> **Aim of the exercise**
Scan the listing below. Report each line that includes "Performance".

-- BEGIN Data entries --

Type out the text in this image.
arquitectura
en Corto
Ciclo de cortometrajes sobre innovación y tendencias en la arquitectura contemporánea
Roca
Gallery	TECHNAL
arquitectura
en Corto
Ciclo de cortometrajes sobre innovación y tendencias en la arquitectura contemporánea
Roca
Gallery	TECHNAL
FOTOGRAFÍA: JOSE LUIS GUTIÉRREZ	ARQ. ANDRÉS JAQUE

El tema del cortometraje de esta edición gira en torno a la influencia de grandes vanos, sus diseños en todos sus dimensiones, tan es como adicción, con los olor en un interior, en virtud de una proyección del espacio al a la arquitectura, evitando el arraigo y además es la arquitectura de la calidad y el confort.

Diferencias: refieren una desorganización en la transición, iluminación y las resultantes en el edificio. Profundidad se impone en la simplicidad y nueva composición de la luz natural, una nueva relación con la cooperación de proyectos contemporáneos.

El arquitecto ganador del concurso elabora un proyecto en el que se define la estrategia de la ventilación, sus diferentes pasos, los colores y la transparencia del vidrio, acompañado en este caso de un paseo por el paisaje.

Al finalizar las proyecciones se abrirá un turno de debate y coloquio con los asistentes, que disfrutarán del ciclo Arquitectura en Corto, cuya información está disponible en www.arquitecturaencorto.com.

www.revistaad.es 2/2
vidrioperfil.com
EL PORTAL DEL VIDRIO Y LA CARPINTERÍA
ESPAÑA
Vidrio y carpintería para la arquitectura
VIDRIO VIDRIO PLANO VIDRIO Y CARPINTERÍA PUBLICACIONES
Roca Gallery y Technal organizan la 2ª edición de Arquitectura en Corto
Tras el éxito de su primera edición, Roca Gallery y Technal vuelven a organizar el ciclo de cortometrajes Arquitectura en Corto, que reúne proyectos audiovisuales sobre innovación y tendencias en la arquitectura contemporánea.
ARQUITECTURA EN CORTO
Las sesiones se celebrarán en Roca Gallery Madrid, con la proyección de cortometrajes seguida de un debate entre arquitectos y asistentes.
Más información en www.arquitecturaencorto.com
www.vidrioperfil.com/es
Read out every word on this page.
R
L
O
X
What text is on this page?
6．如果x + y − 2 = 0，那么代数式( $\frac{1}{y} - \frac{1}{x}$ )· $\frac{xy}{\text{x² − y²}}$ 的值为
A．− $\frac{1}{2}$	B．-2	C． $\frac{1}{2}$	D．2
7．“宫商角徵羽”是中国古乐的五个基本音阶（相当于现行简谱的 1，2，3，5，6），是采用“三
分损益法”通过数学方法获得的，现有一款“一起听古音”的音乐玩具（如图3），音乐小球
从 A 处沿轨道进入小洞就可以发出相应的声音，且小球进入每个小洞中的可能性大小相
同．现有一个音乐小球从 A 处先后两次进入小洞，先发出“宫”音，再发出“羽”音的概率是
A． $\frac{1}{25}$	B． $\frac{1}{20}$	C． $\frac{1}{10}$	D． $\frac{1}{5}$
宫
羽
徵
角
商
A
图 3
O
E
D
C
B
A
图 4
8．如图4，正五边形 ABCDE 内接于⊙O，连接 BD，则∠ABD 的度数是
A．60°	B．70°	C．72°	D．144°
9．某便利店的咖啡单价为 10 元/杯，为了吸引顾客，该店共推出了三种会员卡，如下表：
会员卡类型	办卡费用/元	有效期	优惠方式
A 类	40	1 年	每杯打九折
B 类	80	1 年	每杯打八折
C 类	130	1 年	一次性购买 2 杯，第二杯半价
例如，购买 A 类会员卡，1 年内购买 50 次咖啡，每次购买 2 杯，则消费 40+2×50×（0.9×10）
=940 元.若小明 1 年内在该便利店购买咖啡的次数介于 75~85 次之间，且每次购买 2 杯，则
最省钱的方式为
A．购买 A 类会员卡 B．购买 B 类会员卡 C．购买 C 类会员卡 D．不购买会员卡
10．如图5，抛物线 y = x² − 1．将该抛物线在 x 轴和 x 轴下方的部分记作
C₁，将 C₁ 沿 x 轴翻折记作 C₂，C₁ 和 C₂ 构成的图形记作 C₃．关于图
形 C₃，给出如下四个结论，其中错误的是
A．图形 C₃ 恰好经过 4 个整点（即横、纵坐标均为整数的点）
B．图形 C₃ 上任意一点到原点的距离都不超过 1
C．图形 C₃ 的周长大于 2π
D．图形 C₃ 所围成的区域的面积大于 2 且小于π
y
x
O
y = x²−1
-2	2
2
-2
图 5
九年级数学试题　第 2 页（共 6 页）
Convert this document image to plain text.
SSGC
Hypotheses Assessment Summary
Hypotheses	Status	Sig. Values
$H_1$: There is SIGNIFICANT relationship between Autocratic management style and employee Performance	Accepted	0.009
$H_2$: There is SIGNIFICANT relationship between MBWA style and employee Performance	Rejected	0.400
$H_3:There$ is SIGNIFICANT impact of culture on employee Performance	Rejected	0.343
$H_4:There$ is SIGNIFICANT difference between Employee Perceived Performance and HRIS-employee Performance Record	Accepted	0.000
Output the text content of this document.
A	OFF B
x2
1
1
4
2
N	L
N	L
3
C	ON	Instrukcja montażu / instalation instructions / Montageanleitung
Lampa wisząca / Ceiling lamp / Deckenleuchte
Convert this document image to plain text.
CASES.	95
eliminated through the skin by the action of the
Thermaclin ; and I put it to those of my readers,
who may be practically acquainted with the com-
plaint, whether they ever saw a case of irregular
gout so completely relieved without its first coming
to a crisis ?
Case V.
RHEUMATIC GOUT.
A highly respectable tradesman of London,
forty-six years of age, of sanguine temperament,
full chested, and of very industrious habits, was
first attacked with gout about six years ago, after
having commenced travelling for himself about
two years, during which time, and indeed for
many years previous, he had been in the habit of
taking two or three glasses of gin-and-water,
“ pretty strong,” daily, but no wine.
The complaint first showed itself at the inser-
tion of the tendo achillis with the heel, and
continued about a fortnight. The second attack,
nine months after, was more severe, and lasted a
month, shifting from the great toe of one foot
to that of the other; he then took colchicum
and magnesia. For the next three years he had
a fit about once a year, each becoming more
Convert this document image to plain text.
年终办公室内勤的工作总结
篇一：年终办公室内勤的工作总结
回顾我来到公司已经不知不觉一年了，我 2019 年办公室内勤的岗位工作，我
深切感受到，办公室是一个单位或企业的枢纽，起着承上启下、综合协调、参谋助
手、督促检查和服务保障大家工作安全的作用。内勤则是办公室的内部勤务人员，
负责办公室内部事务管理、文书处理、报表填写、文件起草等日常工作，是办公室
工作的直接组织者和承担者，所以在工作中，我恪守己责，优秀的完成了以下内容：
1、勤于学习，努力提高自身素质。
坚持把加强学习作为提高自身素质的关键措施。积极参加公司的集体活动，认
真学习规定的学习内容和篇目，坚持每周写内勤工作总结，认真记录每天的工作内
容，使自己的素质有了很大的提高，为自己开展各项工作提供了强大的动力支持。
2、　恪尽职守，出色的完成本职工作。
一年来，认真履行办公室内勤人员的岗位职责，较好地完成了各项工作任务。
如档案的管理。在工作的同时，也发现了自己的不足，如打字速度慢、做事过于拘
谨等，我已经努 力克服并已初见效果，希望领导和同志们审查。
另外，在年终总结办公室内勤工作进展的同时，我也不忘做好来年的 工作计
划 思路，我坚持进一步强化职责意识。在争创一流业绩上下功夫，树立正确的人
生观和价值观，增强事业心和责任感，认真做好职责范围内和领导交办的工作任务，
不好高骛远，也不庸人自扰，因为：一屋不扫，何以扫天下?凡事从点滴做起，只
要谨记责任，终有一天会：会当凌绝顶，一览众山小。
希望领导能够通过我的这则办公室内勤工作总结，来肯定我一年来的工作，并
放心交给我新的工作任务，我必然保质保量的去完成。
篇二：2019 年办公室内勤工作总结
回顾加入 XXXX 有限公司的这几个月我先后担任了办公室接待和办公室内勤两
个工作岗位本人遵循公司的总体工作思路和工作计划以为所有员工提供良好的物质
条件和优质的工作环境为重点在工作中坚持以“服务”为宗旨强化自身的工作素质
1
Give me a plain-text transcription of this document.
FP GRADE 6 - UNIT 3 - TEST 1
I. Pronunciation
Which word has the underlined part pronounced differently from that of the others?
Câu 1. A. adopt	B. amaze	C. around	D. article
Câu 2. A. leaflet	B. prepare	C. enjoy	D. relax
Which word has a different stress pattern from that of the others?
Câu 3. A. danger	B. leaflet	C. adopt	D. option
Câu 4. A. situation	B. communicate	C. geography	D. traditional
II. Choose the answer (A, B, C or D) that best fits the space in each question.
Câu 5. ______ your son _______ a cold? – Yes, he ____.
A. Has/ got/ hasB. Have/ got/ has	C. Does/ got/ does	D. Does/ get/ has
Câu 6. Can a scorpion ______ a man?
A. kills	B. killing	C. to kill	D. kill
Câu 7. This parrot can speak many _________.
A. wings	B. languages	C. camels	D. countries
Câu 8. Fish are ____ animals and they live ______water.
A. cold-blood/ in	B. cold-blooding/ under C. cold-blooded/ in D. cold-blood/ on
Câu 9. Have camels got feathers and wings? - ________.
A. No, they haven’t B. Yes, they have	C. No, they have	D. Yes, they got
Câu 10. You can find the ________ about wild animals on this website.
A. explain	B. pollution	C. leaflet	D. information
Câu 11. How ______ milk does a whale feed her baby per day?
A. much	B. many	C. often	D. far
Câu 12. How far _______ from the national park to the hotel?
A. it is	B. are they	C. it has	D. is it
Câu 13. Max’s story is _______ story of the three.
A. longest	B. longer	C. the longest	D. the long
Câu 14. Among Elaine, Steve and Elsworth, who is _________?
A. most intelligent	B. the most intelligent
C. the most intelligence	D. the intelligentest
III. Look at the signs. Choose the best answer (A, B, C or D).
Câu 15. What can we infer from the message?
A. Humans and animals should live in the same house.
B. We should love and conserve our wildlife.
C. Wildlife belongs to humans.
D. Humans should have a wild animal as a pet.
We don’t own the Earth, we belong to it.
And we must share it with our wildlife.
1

-- END Data entries --

> **Expected answer**
$H_1$: There is SIGNIFICANT relationship between Autocratic management style and employee Performance	Accepted	0.009
$H_2$: There is SIGNIFICANT relationship between MBWA style and employee Performance	Rejected	0.400
$H_3:There$ is SIGNIFICANT impact of culture on employee Performance	Rejected	0.343
$H_4:There$ is SIGNIFICANT difference between Employee Perceived Performance and HRIS-employee Performance Record	Accepted	0.000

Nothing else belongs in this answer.